Using the listing below, copy every line that mentions "応接室の規模別構成比".

- - - - -

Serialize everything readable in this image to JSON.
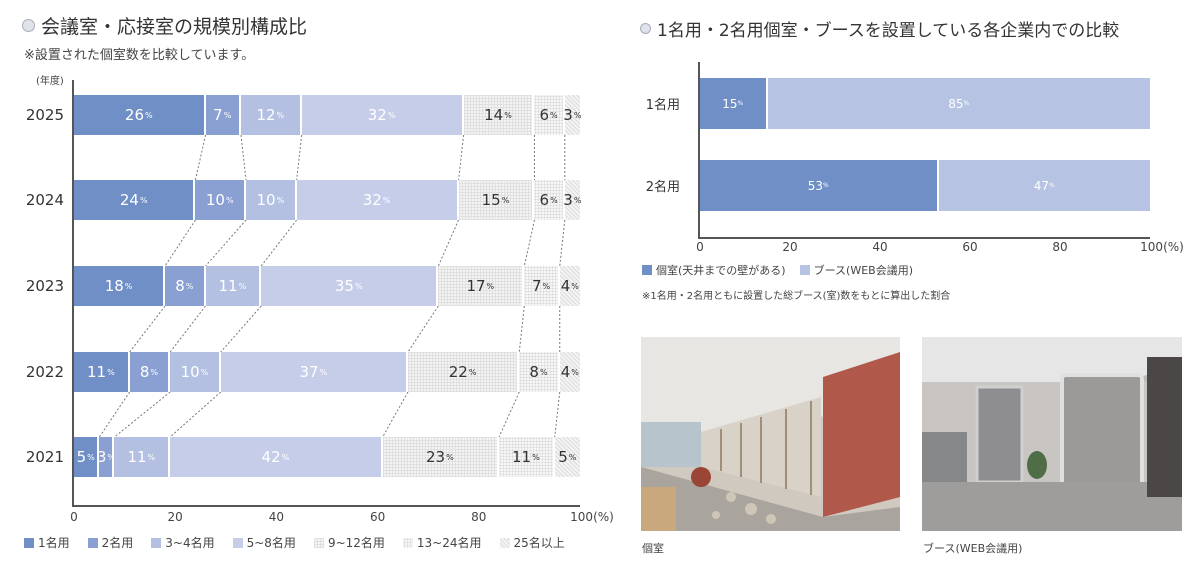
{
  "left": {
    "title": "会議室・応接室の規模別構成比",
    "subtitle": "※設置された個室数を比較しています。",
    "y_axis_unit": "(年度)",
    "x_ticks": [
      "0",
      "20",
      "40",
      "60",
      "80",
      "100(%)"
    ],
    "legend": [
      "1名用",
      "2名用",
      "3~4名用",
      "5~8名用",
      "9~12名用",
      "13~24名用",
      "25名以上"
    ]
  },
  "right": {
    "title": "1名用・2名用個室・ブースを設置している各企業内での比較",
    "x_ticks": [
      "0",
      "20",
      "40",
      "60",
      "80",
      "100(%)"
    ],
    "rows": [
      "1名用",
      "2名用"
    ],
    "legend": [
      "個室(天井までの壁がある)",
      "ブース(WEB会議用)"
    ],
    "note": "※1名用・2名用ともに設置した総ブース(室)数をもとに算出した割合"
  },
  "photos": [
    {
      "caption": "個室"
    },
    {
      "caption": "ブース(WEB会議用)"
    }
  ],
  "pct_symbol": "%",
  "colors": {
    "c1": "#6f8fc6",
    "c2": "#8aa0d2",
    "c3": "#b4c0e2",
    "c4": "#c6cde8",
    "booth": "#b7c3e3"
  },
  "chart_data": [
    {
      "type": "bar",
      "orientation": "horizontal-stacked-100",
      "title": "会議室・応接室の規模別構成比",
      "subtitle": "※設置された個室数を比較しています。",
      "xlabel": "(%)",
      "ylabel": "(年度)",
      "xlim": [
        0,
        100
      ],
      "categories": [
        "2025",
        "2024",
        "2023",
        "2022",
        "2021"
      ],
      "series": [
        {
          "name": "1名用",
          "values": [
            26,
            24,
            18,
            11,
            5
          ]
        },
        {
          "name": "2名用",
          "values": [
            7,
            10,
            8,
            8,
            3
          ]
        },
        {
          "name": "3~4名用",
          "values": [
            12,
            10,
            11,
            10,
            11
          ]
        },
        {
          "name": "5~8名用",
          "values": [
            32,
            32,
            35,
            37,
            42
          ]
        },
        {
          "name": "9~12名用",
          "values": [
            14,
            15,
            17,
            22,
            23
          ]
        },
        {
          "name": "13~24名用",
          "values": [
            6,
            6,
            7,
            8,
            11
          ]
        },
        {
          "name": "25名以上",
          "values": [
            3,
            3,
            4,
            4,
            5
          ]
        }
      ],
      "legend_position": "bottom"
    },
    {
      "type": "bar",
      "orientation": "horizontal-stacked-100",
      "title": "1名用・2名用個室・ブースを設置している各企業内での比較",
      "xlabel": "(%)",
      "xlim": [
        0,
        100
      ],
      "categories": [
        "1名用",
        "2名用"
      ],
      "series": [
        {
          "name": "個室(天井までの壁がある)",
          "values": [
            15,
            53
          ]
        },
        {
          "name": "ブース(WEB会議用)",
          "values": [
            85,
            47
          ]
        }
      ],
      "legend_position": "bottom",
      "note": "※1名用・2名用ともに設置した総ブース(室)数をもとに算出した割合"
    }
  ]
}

- - - - -

Solution to the exercise:
    "title": "会議室・応接室の規模別構成比",
      "title": "会議室・応接室の規模別構成比",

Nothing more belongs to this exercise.